>>>
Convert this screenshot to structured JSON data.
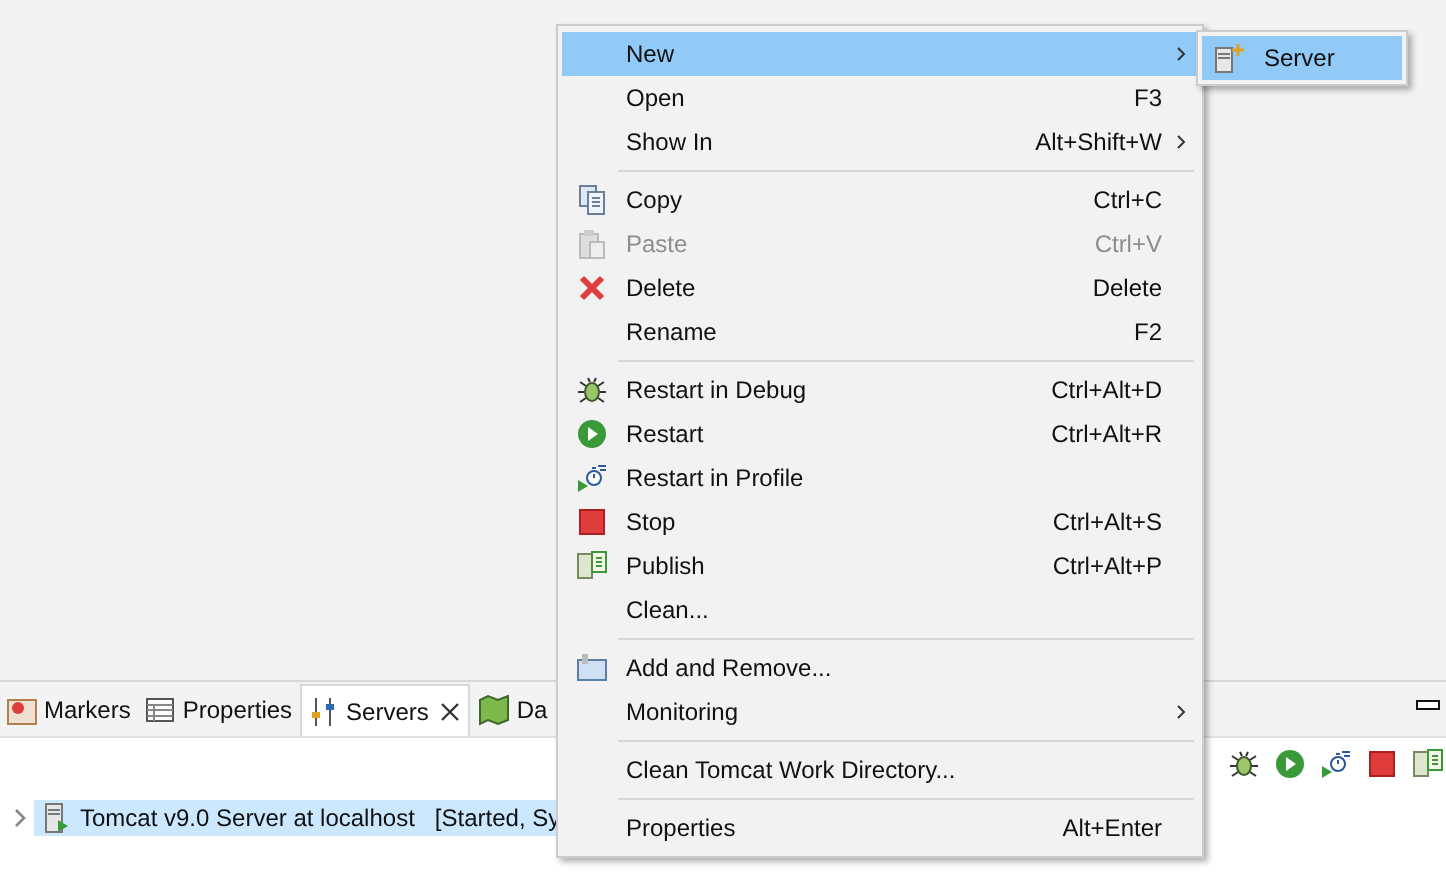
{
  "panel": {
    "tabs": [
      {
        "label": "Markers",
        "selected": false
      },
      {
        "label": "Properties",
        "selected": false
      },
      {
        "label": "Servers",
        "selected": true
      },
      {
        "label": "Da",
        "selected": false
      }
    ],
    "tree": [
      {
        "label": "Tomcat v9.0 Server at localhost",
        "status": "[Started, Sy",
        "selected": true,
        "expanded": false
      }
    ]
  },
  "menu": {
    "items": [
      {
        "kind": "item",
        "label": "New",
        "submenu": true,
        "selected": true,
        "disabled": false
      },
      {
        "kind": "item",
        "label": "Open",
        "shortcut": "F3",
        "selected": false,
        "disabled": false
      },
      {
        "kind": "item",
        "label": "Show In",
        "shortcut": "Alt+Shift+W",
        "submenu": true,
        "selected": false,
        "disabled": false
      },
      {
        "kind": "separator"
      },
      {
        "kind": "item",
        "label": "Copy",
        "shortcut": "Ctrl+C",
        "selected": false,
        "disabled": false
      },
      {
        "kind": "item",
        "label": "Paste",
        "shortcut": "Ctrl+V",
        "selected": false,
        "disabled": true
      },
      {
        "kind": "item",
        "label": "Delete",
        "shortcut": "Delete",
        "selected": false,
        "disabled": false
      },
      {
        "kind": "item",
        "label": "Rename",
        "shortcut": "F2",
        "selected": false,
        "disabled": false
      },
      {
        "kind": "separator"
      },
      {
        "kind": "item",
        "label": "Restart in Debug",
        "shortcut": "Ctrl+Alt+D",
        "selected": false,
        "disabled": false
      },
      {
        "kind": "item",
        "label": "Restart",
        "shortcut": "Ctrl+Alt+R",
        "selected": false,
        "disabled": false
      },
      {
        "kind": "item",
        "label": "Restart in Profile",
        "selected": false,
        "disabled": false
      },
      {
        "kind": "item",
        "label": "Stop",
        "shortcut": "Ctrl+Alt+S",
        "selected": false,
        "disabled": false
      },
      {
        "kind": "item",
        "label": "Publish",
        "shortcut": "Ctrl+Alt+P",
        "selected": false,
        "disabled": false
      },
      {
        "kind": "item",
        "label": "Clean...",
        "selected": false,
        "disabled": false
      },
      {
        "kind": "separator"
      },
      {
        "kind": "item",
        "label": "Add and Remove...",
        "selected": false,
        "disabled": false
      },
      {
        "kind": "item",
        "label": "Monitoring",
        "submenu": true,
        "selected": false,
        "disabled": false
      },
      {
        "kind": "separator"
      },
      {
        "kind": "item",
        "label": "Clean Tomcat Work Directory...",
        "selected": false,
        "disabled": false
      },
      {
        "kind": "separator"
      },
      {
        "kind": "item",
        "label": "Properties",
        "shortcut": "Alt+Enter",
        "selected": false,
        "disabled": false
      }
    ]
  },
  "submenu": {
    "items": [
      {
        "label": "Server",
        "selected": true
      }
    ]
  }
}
<<<
Set exercise:
Reproduce the whole listing above word for word, but not its pictures.

Result of the task:
Convert this screenshot to structured JSON data.
{
  "panel": {
    "tabs": [
      {
        "label": "Markers",
        "selected": false
      },
      {
        "label": "Properties",
        "selected": false
      },
      {
        "label": "Servers",
        "selected": true
      },
      {
        "label": "Da",
        "selected": false
      }
    ],
    "tree": [
      {
        "label": "Tomcat v9.0 Server at localhost",
        "status": "[Started, Sy",
        "selected": true,
        "expanded": false
      }
    ]
  },
  "menu": {
    "items": [
      {
        "kind": "item",
        "label": "New",
        "submenu": true,
        "selected": true,
        "disabled": false
      },
      {
        "kind": "item",
        "label": "Open",
        "shortcut": "F3",
        "selected": false,
        "disabled": false
      },
      {
        "kind": "item",
        "label": "Show In",
        "shortcut": "Alt+Shift+W",
        "submenu": true,
        "selected": false,
        "disabled": false
      },
      {
        "kind": "separator"
      },
      {
        "kind": "item",
        "label": "Copy",
        "shortcut": "Ctrl+C",
        "selected": false,
        "disabled": false
      },
      {
        "kind": "item",
        "label": "Paste",
        "shortcut": "Ctrl+V",
        "selected": false,
        "disabled": true
      },
      {
        "kind": "item",
        "label": "Delete",
        "shortcut": "Delete",
        "selected": false,
        "disabled": false
      },
      {
        "kind": "item",
        "label": "Rename",
        "shortcut": "F2",
        "selected": false,
        "disabled": false
      },
      {
        "kind": "separator"
      },
      {
        "kind": "item",
        "label": "Restart in Debug",
        "shortcut": "Ctrl+Alt+D",
        "selected": false,
        "disabled": false
      },
      {
        "kind": "item",
        "label": "Restart",
        "shortcut": "Ctrl+Alt+R",
        "selected": false,
        "disabled": false
      },
      {
        "kind": "item",
        "label": "Restart in Profile",
        "selected": false,
        "disabled": false
      },
      {
        "kind": "item",
        "label": "Stop",
        "shortcut": "Ctrl+Alt+S",
        "selected": false,
        "disabled": false
      },
      {
        "kind": "item",
        "label": "Publish",
        "shortcut": "Ctrl+Alt+P",
        "selected": false,
        "disabled": false
      },
      {
        "kind": "item",
        "label": "Clean...",
        "selected": false,
        "disabled": false
      },
      {
        "kind": "separator"
      },
      {
        "kind": "item",
        "label": "Add and Remove...",
        "selected": false,
        "disabled": false
      },
      {
        "kind": "item",
        "label": "Monitoring",
        "submenu": true,
        "selected": false,
        "disabled": false
      },
      {
        "kind": "separator"
      },
      {
        "kind": "item",
        "label": "Clean Tomcat Work Directory...",
        "selected": false,
        "disabled": false
      },
      {
        "kind": "separator"
      },
      {
        "kind": "item",
        "label": "Properties",
        "shortcut": "Alt+Enter",
        "selected": false,
        "disabled": false
      }
    ]
  },
  "submenu": {
    "items": [
      {
        "label": "Server",
        "selected": true
      }
    ]
  }
}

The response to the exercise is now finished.